>>

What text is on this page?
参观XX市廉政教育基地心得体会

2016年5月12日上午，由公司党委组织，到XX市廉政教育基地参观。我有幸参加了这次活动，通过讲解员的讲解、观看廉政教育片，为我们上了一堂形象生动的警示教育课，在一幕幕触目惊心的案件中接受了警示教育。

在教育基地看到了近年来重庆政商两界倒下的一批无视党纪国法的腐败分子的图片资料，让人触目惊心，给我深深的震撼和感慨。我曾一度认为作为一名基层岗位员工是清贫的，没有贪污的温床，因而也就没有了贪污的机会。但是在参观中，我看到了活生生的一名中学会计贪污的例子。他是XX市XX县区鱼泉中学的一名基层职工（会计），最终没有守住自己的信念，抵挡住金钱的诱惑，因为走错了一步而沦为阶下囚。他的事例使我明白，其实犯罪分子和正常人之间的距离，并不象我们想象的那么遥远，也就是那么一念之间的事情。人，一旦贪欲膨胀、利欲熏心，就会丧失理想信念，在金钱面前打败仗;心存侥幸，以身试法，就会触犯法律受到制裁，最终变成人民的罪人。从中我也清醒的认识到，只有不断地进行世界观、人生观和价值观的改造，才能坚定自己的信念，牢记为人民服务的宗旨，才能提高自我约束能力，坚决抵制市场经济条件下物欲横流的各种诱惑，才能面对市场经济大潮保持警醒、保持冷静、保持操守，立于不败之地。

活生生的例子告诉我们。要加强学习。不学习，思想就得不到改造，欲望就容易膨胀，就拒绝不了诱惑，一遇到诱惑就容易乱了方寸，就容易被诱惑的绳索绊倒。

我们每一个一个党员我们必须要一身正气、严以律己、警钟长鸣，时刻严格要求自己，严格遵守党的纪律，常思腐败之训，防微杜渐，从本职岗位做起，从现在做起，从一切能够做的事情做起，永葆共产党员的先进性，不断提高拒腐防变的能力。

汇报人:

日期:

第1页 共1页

<<

▸ WHAT IS REQUIRED: Please quote the records above exactly, without skipping a line.

▸ FULL SOLUTION:
What text is on this page?
参观XX市廉政教育基地心得体会

2016年5月12日上午，由公司党委组织，到XX市廉政教育基地参观。我有幸参加了这次活动，通过讲解员的讲解、观看廉政教育片，为我们上了一堂形象生动的警示教育课，在一幕幕触目惊心的案件中接受了警示教育。

在教育基地看到了近年来重庆政商两界倒下的一批无视党纪国法的腐败分子的图片资料，让人触目惊心，给我深深的震撼和感慨。我曾一度认为作为一名基层岗位员工是清贫的，没有贪污的温床，因而也就没有了贪污的机会。但是在参观中，我看到了活生生的一名中学会计贪污的例子。他是XX市XX县区鱼泉中学的一名基层职工（会计），最终没有守住自己的信念，抵挡住金钱的诱惑，因为走错了一步而沦为阶下囚。他的事例使我明白，其实犯罪分子和正常人之间的距离，并不象我们想象的那么遥远，也就是那么一念之间的事情。人，一旦贪欲膨胀、利欲熏心，就会丧失理想信念，在金钱面前打败仗;心存侥幸，以身试法，就会触犯法律受到制裁，最终变成人民的罪人。从中我也清醒的认识到，只有不断地进行世界观、人生观和价值观的改造，才能坚定自己的信念，牢记为人民服务的宗旨，才能提高自我约束能力，坚决抵制市场经济条件下物欲横流的各种诱惑，才能面对市场经济大潮保持警醒、保持冷静、保持操守，立于不败之地。

活生生的例子告诉我们。要加强学习。不学习，思想就得不到改造，欲望就容易膨胀，就拒绝不了诱惑，一遇到诱惑就容易乱了方寸，就容易被诱惑的绳索绊倒。

我们每一个一个党员我们必须要一身正气、严以律己、警钟长鸣，时刻严格要求自己，严格遵守党的纪律，常思腐败之训，防微杜渐，从本职岗位做起，从现在做起，从一切能够做的事情做起，永葆共产党员的先进性，不断提高拒腐防变的能力。

汇报人:

日期:

第1页 共1页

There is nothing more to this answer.